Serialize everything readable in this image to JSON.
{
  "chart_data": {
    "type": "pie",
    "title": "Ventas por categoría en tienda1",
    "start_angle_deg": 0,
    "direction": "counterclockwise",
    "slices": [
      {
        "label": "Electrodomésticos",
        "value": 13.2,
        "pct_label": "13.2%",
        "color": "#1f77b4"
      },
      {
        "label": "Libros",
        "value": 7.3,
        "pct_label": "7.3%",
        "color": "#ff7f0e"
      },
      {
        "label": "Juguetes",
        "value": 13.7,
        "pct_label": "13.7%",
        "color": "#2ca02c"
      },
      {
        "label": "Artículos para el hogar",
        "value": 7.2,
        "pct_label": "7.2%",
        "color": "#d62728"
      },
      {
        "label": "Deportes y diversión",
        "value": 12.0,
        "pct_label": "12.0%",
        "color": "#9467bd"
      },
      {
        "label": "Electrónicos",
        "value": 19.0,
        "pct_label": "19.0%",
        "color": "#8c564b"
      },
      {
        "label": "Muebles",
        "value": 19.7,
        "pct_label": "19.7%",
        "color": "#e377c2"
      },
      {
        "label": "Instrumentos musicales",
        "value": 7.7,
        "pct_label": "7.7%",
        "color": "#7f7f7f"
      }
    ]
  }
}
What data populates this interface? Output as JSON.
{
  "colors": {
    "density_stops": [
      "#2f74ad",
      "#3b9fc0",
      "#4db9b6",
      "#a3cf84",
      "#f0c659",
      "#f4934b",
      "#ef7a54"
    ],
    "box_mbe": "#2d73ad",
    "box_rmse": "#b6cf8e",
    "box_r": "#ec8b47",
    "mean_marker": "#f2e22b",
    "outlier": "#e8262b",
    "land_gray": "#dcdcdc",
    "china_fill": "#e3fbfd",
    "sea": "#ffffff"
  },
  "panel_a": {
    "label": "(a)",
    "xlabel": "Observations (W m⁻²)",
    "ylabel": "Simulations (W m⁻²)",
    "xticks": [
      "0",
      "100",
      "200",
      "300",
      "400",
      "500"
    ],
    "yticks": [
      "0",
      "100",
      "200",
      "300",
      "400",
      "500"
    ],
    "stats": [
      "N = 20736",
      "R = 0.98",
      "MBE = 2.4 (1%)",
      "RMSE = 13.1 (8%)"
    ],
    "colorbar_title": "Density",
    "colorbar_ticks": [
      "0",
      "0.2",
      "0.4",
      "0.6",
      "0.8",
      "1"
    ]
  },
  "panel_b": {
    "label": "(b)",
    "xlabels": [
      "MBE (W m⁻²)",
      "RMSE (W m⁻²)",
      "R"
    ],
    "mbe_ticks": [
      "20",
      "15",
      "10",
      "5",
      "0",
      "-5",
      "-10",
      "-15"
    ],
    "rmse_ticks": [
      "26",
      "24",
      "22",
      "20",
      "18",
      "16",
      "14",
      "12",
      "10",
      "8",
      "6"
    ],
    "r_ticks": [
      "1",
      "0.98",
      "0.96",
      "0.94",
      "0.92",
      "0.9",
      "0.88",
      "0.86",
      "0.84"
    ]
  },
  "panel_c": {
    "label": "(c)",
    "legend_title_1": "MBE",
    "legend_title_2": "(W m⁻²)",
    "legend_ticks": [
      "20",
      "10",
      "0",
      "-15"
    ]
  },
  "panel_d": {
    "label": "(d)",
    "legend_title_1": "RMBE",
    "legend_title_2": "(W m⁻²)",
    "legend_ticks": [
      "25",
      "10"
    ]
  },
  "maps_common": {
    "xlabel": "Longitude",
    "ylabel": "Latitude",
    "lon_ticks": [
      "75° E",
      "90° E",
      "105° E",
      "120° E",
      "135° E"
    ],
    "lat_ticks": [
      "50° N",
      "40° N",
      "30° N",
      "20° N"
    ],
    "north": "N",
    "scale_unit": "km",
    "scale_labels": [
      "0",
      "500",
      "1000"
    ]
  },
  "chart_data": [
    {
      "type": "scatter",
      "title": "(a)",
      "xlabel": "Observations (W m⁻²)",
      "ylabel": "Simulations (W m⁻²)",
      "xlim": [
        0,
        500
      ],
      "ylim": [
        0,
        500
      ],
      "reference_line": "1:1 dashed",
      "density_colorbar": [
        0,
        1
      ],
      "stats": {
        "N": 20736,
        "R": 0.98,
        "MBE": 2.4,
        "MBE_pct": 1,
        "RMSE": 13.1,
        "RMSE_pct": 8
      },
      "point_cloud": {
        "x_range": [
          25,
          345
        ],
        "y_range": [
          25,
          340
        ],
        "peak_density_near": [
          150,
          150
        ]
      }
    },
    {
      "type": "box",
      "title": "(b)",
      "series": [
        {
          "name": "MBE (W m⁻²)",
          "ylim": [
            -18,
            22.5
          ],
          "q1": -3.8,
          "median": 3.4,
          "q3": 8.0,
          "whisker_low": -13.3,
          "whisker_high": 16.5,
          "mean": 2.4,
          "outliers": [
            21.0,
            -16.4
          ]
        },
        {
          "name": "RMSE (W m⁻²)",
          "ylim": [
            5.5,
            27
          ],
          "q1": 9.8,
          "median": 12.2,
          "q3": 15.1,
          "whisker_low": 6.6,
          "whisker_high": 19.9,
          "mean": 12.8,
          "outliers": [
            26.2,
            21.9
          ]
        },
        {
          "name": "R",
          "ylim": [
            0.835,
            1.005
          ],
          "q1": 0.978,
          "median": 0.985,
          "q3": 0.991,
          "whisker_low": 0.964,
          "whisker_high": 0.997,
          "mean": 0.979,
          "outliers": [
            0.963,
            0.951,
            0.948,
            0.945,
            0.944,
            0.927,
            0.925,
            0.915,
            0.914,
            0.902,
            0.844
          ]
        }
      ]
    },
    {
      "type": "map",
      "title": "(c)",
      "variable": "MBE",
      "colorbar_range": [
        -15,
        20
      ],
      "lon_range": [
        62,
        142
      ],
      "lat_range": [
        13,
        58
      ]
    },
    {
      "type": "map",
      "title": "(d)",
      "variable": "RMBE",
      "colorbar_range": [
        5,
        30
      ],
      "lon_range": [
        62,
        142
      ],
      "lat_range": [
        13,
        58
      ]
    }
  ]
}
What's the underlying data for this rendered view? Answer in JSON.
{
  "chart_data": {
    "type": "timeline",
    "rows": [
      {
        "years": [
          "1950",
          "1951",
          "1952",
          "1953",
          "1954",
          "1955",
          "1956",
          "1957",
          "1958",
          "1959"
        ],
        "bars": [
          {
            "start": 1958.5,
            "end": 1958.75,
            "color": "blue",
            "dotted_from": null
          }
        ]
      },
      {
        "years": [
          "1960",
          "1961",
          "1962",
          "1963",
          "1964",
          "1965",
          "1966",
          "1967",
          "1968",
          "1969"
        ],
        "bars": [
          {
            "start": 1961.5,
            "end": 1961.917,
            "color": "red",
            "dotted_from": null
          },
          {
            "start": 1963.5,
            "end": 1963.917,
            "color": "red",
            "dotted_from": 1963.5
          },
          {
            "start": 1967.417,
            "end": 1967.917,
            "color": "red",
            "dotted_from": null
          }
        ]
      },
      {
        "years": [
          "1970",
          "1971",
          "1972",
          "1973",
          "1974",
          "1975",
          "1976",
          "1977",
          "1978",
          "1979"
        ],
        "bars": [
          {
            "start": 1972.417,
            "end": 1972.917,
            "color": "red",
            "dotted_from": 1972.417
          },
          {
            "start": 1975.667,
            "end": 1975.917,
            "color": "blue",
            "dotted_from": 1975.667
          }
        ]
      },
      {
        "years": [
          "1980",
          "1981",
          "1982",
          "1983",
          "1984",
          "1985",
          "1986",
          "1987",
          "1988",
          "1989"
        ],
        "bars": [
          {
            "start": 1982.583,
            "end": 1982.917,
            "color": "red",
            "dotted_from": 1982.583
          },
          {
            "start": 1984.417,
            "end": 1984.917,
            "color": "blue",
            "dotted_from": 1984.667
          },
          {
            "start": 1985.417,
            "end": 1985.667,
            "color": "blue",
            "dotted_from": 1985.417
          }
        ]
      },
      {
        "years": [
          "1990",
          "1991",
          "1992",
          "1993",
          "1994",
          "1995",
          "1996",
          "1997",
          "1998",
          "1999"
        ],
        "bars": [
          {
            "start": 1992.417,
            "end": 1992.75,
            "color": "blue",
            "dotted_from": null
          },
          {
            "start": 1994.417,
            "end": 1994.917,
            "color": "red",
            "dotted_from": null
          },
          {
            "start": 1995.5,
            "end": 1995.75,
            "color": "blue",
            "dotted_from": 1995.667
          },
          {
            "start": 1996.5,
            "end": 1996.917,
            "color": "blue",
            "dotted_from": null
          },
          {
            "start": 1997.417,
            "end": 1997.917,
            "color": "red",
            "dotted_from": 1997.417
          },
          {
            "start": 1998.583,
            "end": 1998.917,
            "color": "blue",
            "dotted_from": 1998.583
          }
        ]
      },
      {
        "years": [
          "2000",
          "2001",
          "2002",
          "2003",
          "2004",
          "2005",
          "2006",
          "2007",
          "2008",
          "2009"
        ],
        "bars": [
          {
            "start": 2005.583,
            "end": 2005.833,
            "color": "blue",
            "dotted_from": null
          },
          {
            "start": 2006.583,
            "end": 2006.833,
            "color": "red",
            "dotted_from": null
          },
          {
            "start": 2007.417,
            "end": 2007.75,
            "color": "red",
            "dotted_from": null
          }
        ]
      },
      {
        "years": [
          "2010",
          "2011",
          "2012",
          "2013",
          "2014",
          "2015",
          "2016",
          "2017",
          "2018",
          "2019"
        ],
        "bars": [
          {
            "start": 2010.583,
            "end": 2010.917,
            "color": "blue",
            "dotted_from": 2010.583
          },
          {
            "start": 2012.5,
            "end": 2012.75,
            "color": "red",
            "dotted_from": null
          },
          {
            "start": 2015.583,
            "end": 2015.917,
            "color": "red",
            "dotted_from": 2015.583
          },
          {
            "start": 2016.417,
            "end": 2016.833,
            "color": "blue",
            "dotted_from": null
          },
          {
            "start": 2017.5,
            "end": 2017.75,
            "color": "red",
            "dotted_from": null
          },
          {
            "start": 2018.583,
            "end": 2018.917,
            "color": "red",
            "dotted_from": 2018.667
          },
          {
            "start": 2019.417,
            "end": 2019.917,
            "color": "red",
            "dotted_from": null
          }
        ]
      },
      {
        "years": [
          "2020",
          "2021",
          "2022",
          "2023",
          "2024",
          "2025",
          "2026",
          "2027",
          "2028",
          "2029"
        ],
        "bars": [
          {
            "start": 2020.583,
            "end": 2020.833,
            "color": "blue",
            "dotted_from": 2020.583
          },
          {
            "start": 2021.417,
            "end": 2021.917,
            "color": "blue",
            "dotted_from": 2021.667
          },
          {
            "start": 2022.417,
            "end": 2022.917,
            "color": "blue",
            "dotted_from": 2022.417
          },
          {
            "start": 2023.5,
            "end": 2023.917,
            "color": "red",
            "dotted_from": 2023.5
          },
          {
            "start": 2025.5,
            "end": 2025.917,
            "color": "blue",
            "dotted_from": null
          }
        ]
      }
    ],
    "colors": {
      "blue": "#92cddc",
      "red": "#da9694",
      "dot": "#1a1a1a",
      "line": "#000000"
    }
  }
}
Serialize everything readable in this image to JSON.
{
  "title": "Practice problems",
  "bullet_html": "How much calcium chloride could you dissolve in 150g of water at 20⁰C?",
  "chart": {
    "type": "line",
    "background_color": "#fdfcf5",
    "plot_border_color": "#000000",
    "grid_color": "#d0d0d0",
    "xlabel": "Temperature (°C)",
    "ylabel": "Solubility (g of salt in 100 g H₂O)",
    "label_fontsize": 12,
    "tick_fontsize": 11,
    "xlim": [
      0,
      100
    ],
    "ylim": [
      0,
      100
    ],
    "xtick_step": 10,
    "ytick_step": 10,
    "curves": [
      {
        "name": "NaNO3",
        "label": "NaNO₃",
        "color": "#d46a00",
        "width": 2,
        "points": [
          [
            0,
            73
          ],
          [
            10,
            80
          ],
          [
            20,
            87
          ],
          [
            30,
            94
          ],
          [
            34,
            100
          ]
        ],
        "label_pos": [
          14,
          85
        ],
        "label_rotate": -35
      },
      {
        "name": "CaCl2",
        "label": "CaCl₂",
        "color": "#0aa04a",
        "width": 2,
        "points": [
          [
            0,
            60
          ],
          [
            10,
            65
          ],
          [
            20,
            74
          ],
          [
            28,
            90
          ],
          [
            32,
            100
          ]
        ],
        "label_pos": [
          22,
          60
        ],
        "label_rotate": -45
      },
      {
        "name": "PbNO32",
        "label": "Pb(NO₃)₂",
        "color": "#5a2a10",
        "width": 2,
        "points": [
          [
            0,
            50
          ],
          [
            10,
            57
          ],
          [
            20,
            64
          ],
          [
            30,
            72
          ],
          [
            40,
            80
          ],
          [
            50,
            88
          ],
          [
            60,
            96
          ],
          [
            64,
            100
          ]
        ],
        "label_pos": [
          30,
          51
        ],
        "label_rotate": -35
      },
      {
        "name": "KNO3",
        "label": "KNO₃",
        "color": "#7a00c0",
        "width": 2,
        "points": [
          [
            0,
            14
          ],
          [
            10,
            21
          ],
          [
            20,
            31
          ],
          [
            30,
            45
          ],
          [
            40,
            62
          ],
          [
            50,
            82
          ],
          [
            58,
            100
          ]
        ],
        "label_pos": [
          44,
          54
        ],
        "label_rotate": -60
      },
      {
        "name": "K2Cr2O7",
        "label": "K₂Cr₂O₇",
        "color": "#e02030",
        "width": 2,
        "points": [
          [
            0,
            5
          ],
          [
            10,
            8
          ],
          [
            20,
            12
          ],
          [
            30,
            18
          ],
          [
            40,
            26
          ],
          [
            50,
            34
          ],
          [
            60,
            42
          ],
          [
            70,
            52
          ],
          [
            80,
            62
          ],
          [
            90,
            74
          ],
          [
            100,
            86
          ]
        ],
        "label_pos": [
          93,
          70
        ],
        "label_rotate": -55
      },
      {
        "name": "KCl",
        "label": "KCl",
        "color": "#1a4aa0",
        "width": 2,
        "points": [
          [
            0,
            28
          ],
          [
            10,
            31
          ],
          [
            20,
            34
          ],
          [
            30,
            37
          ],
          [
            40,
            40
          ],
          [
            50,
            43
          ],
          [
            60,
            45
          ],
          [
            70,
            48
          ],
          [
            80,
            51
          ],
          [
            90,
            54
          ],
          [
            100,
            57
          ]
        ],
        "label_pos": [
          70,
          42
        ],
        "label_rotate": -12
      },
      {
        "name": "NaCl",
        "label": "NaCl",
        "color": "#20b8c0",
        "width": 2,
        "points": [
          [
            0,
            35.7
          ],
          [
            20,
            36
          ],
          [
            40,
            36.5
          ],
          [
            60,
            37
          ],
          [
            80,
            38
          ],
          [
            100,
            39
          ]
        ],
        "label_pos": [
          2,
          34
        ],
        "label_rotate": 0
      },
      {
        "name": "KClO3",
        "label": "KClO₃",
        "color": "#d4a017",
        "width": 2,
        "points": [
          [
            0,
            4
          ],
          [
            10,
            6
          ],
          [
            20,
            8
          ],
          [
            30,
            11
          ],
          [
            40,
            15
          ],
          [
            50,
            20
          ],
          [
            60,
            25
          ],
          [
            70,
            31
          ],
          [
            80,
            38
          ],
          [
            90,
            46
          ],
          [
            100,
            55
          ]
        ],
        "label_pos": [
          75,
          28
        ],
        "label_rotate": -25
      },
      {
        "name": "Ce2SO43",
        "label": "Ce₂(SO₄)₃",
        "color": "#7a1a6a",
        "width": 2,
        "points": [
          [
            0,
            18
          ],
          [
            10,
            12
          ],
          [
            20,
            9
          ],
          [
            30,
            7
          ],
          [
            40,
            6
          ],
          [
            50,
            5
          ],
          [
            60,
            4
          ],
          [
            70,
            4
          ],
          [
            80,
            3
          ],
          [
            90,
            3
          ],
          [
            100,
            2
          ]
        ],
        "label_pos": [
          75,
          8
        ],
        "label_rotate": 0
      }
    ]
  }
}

* [WHAT THE TASK REQUIRES] In the entries above, count each line with "name"; reply with the total only.

* [EXERCISE SOLUTION] 12